Stated problem: Return every entry exactly.

[Begin]

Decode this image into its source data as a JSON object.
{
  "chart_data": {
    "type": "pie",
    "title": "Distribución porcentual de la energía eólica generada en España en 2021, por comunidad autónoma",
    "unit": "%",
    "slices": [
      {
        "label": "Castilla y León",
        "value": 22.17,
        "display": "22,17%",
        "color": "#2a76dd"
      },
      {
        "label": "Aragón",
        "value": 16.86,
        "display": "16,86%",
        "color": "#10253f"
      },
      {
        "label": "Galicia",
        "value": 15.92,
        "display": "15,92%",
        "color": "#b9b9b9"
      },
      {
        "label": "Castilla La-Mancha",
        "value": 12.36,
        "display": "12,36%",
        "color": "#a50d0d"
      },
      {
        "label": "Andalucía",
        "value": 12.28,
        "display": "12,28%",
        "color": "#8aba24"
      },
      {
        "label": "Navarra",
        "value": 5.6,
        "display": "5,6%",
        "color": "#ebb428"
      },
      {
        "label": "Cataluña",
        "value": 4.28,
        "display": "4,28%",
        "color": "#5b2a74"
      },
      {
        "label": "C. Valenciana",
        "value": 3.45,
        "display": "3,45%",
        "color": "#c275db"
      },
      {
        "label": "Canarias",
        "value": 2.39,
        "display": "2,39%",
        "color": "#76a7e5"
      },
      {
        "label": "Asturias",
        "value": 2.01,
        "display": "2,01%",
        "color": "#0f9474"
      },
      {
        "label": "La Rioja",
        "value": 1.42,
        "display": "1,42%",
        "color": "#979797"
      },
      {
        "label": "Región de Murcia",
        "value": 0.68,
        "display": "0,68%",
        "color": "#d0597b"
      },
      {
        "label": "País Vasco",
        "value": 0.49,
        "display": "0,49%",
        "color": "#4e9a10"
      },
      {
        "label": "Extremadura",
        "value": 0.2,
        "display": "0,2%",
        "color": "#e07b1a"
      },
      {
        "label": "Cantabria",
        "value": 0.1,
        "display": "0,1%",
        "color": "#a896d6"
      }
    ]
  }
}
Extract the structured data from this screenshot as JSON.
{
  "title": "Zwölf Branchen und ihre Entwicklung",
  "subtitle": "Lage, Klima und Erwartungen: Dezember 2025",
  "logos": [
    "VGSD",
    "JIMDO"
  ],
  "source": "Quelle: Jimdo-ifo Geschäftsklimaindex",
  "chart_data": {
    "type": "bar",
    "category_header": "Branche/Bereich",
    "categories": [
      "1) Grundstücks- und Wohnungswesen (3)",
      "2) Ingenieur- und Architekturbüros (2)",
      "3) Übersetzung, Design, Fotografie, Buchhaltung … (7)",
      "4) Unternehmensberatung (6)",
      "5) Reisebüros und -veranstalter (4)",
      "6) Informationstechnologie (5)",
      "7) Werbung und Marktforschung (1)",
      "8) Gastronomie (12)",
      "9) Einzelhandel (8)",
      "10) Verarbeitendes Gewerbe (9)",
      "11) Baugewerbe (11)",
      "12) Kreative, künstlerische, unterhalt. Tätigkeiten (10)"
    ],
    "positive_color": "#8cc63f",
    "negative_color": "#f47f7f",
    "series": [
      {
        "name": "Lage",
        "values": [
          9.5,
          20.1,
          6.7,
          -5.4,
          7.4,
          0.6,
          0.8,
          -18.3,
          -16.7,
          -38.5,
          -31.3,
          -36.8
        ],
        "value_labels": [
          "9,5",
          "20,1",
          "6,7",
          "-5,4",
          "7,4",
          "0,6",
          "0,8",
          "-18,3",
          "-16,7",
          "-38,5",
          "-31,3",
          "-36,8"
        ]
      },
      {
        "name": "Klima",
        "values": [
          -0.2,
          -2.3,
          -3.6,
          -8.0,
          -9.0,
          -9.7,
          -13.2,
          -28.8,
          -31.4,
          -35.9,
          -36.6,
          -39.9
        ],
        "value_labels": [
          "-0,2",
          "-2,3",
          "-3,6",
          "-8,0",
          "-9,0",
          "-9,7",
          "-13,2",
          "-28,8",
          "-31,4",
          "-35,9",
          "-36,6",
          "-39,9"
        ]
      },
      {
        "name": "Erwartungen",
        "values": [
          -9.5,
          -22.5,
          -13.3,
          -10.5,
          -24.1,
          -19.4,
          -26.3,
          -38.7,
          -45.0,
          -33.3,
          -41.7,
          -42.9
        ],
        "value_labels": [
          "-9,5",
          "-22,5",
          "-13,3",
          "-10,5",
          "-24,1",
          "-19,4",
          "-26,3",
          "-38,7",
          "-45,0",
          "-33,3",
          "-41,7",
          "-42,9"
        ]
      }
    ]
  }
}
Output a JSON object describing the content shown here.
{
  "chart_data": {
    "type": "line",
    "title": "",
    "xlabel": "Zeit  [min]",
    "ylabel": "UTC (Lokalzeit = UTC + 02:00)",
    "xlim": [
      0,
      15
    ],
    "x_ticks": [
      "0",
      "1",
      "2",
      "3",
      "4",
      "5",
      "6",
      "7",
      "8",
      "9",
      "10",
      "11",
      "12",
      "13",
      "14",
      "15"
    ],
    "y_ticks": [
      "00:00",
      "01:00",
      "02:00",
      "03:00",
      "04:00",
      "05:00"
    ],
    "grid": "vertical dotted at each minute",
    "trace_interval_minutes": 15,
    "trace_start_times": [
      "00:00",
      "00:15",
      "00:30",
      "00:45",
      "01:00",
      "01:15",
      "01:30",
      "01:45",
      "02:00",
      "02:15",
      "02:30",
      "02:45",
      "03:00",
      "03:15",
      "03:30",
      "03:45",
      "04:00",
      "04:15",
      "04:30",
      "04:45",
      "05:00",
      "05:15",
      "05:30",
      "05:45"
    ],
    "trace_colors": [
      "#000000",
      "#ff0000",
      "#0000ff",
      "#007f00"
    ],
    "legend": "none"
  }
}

[End]

Problem solution:
Decode this image into its source data as a JSON object.
{
  "chart_data": {
    "type": "pie",
    "title": "Distribución porcentual de la energía eólica generada en España en 2021, por comunidad autónoma",
    "unit": "%",
    "slices": [
      {
        "label": "Castilla y León",
        "value": 22.17,
        "display": "22,17%",
        "color": "#2a76dd"
      },
      {
        "label": "Aragón",
        "value": 16.86,
        "display": "16,86%",
        "color": "#10253f"
      },
      {
        "label": "Galicia",
        "value": 15.92,
        "display": "15,92%",
        "color": "#b9b9b9"
      },
      {
        "label": "Castilla La-Mancha",
        "value": 12.36,
        "display": "12,36%",
        "color": "#a50d0d"
      },
      {
        "label": "Andalucía",
        "value": 12.28,
        "display": "12,28%",
        "color": "#8aba24"
      },
      {
        "label": "Navarra",
        "value": 5.6,
        "display": "5,6%",
        "color": "#ebb428"
      },
      {
        "label": "Cataluña",
        "value": 4.28,
        "display": "4,28%",
        "color": "#5b2a74"
      },
      {
        "label": "C. Valenciana",
        "value": 3.45,
        "display": "3,45%",
        "color": "#c275db"
      },
      {
        "label": "Canarias",
        "value": 2.39,
        "display": "2,39%",
        "color": "#76a7e5"
      },
      {
        "label": "Asturias",
        "value": 2.01,
        "display": "2,01%",
        "color": "#0f9474"
      },
      {
        "label": "La Rioja",
        "value": 1.42,
        "display": "1,42%",
        "color": "#979797"
      },
      {
        "label": "Región de Murcia",
        "value": 0.68,
        "display": "0,68%",
        "color": "#d0597b"
      },
      {
        "label": "País Vasco",
        "value": 0.49,
        "display": "0,49%",
        "color": "#4e9a10"
      },
      {
        "label": "Extremadura",
        "value": 0.2,
        "display": "0,2%",
        "color": "#e07b1a"
      },
      {
        "label": "Cantabria",
        "value": 0.1,
        "display": "0,1%",
        "color": "#a896d6"
      }
    ]
  }
}
Extract the structured data from this screenshot as JSON.
{
  "title": "Zwölf Branchen und ihre Entwicklung",
  "subtitle": "Lage, Klima und Erwartungen: Dezember 2025",
  "logos": [
    "VGSD",
    "JIMDO"
  ],
  "source": "Quelle: Jimdo-ifo Geschäftsklimaindex",
  "chart_data": {
    "type": "bar",
    "category_header": "Branche/Bereich",
    "categories": [
      "1) Grundstücks- und Wohnungswesen (3)",
      "2) Ingenieur- und Architekturbüros (2)",
      "3) Übersetzung, Design, Fotografie, Buchhaltung … (7)",
      "4) Unternehmensberatung (6)",
      "5) Reisebüros und -veranstalter (4)",
      "6) Informationstechnologie (5)",
      "7) Werbung und Marktforschung (1)",
      "8) Gastronomie (12)",
      "9) Einzelhandel (8)",
      "10) Verarbeitendes Gewerbe (9)",
      "11) Baugewerbe (11)",
      "12) Kreative, künstlerische, unterhalt. Tätigkeiten (10)"
    ],
    "positive_color": "#8cc63f",
    "negative_color": "#f47f7f",
    "series": [
      {
        "name": "Lage",
        "values": [
          9.5,
          20.1,
          6.7,
          -5.4,
          7.4,
          0.6,
          0.8,
          -18.3,
          -16.7,
          -38.5,
          -31.3,
          -36.8
        ],
        "value_labels": [
          "9,5",
          "20,1",
          "6,7",
          "-5,4",
          "7,4",
          "0,6",
          "0,8",
          "-18,3",
          "-16,7",
          "-38,5",
          "-31,3",
          "-36,8"
        ]
      },
      {
        "name": "Klima",
        "values": [
          -0.2,
          -2.3,
          -3.6,
          -8.0,
          -9.0,
          -9.7,
          -13.2,
          -28.8,
          -31.4,
          -35.9,
          -36.6,
          -39.9
        ],
        "value_labels": [
          "-0,2",
          "-2,3",
          "-3,6",
          "-8,0",
          "-9,0",
          "-9,7",
          "-13,2",
          "-28,8",
          "-31,4",
          "-35,9",
          "-36,6",
          "-39,9"
        ]
      },
      {
        "name": "Erwartungen",
        "values": [
          -9.5,
          -22.5,
          -13.3,
          -10.5,
          -24.1,
          -19.4,
          -26.3,
          -38.7,
          -45.0,
          -33.3,
          -41.7,
          -42.9
        ],
        "value_labels": [
          "-9,5",
          "-22,5",
          "-13,3",
          "-10,5",
          "-24,1",
          "-19,4",
          "-26,3",
          "-38,7",
          "-45,0",
          "-33,3",
          "-41,7",
          "-42,9"
        ]
      }
    ]
  }
}
Output a JSON object describing the content shown here.
{
  "chart_data": {
    "type": "line",
    "title": "",
    "xlabel": "Zeit  [min]",
    "ylabel": "UTC (Lokalzeit = UTC + 02:00)",
    "xlim": [
      0,
      15
    ],
    "x_ticks": [
      "0",
      "1",
      "2",
      "3",
      "4",
      "5",
      "6",
      "7",
      "8",
      "9",
      "10",
      "11",
      "12",
      "13",
      "14",
      "15"
    ],
    "y_ticks": [
      "00:00",
      "01:00",
      "02:00",
      "03:00",
      "04:00",
      "05:00"
    ],
    "grid": "vertical dotted at each minute",
    "trace_interval_minutes": 15,
    "trace_start_times": [
      "00:00",
      "00:15",
      "00:30",
      "00:45",
      "01:00",
      "01:15",
      "01:30",
      "01:45",
      "02:00",
      "02:15",
      "02:30",
      "02:45",
      "03:00",
      "03:15",
      "03:30",
      "03:45",
      "04:00",
      "04:15",
      "04:30",
      "04:45",
      "05:00",
      "05:15",
      "05:30",
      "05:45"
    ],
    "trace_colors": [
      "#000000",
      "#ff0000",
      "#0000ff",
      "#007f00"
    ],
    "legend": "none"
  }
}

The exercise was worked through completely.